Written exercise: Leave out the pictures and restate the rest of the data exactly.

○ ○ ○

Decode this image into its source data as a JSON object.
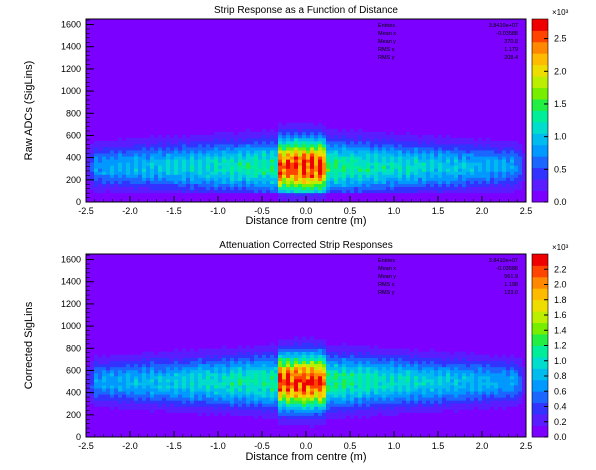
{
  "chart_data": [
    {
      "type": "heatmap",
      "title": "Strip Response as a Function of Distance",
      "xlabel": "Distance from centre (m)",
      "ylabel": "Raw ADCs (SigLins)",
      "xlim": [
        -2.5,
        2.5
      ],
      "ylim": [
        0,
        1650
      ],
      "x_ticks": [
        "-2.5",
        "-2.0",
        "-1.5",
        "-1.0",
        "-0.5",
        "0.0",
        "0.5",
        "1.0",
        "1.5",
        "2.0",
        "2.5"
      ],
      "y_ticks": [
        "0",
        "200",
        "400",
        "600",
        "800",
        "1000",
        "1200",
        "1400",
        "1600"
      ],
      "colorbar": {
        "range": [
          0,
          2.8
        ],
        "exponent": "×10³",
        "ticks": [
          "0.0",
          "0.5",
          "1.0",
          "1.5",
          "2.0",
          "2.5"
        ]
      },
      "stats": [
        {
          "label": "Entries",
          "value": "3.8410e+07"
        },
        {
          "label": "Mean x",
          "value": "-0.03588"
        },
        {
          "label": "Mean y",
          "value": "370.8"
        },
        {
          "label": "RMS x",
          "value": "1.179"
        },
        {
          "label": "RMS y",
          "value": "208.4"
        }
      ],
      "density_model": {
        "core_y": 320,
        "core_x_range": [
          -0.3,
          0.25
        ],
        "max_y_centre": 1000,
        "max_y_edge": 700
      },
      "grid": false
    },
    {
      "type": "heatmap",
      "title": "Attenuation Corrected Strip Responses",
      "xlabel": "Distance from centre (m)",
      "ylabel": "Corrected SigLins",
      "xlim": [
        -2.5,
        2.5
      ],
      "ylim": [
        0,
        1650
      ],
      "x_ticks": [
        "-2.5",
        "-2.0",
        "-1.5",
        "-1.0",
        "-0.5",
        "0.0",
        "0.5",
        "1.0",
        "1.5",
        "2.0",
        "2.5"
      ],
      "y_ticks": [
        "0",
        "200",
        "400",
        "600",
        "800",
        "1000",
        "1200",
        "1400",
        "1600"
      ],
      "colorbar": {
        "range": [
          0,
          2.4
        ],
        "exponent": "×10³",
        "ticks": [
          "0.0",
          "0.2",
          "0.4",
          "0.6",
          "0.8",
          "1.0",
          "1.2",
          "1.4",
          "1.6",
          "1.8",
          "2.0",
          "2.2"
        ]
      },
      "stats": [
        {
          "label": "Entries",
          "value": "3.8410e+07"
        },
        {
          "label": "Mean x",
          "value": "-0.03588"
        },
        {
          "label": "Mean y",
          "value": "561.9"
        },
        {
          "label": "RMS x",
          "value": "1.198"
        },
        {
          "label": "RMS y",
          "value": "123.0"
        }
      ],
      "density_model": {
        "core_y": 500,
        "core_x_range": [
          -0.3,
          0.25
        ],
        "max_y_centre": 1050,
        "max_y_edge": 900
      },
      "grid": false
    }
  ],
  "palette": [
    "#7c00ff",
    "#5a1dff",
    "#3333ff",
    "#1a66ff",
    "#0099ff",
    "#00bbee",
    "#00ddcc",
    "#00ee99",
    "#22ee44",
    "#77ee00",
    "#bbee00",
    "#eedd00",
    "#ffbb00",
    "#ff8800",
    "#ff4400",
    "#ee0000"
  ]
}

○ ○ ○

Solution to this exercise:
Decode this image into its source data as a JSON object.
{
  "chart_data": [
    {
      "type": "heatmap",
      "title": "Strip Response as a Function of Distance",
      "xlabel": "Distance from centre (m)",
      "ylabel": "Raw ADCs (SigLins)",
      "xlim": [
        -2.5,
        2.5
      ],
      "ylim": [
        0,
        1650
      ],
      "x_ticks": [
        "-2.5",
        "-2.0",
        "-1.5",
        "-1.0",
        "-0.5",
        "0.0",
        "0.5",
        "1.0",
        "1.5",
        "2.0",
        "2.5"
      ],
      "y_ticks": [
        "0",
        "200",
        "400",
        "600",
        "800",
        "1000",
        "1200",
        "1400",
        "1600"
      ],
      "colorbar": {
        "range": [
          0,
          2.8
        ],
        "exponent": "×10³",
        "ticks": [
          "0.0",
          "0.5",
          "1.0",
          "1.5",
          "2.0",
          "2.5"
        ]
      },
      "stats": [
        {
          "label": "Entries",
          "value": "3.8410e+07"
        },
        {
          "label": "Mean x",
          "value": "-0.03588"
        },
        {
          "label": "Mean y",
          "value": "370.8"
        },
        {
          "label": "RMS x",
          "value": "1.179"
        },
        {
          "label": "RMS y",
          "value": "208.4"
        }
      ],
      "density_model": {
        "core_y": 320,
        "core_x_range": [
          -0.3,
          0.25
        ],
        "max_y_centre": 1000,
        "max_y_edge": 700
      },
      "grid": false
    },
    {
      "type": "heatmap",
      "title": "Attenuation Corrected Strip Responses",
      "xlabel": "Distance from centre (m)",
      "ylabel": "Corrected SigLins",
      "xlim": [
        -2.5,
        2.5
      ],
      "ylim": [
        0,
        1650
      ],
      "x_ticks": [
        "-2.5",
        "-2.0",
        "-1.5",
        "-1.0",
        "-0.5",
        "0.0",
        "0.5",
        "1.0",
        "1.5",
        "2.0",
        "2.5"
      ],
      "y_ticks": [
        "0",
        "200",
        "400",
        "600",
        "800",
        "1000",
        "1200",
        "1400",
        "1600"
      ],
      "colorbar": {
        "range": [
          0,
          2.4
        ],
        "exponent": "×10³",
        "ticks": [
          "0.0",
          "0.2",
          "0.4",
          "0.6",
          "0.8",
          "1.0",
          "1.2",
          "1.4",
          "1.6",
          "1.8",
          "2.0",
          "2.2"
        ]
      },
      "stats": [
        {
          "label": "Entries",
          "value": "3.8410e+07"
        },
        {
          "label": "Mean x",
          "value": "-0.03588"
        },
        {
          "label": "Mean y",
          "value": "561.9"
        },
        {
          "label": "RMS x",
          "value": "1.198"
        },
        {
          "label": "RMS y",
          "value": "123.0"
        }
      ],
      "density_model": {
        "core_y": 500,
        "core_x_range": [
          -0.3,
          0.25
        ],
        "max_y_centre": 1050,
        "max_y_edge": 900
      },
      "grid": false
    }
  ],
  "palette": [
    "#7c00ff",
    "#5a1dff",
    "#3333ff",
    "#1a66ff",
    "#0099ff",
    "#00bbee",
    "#00ddcc",
    "#00ee99",
    "#22ee44",
    "#77ee00",
    "#bbee00",
    "#eedd00",
    "#ffbb00",
    "#ff8800",
    "#ff4400",
    "#ee0000"
  ]
}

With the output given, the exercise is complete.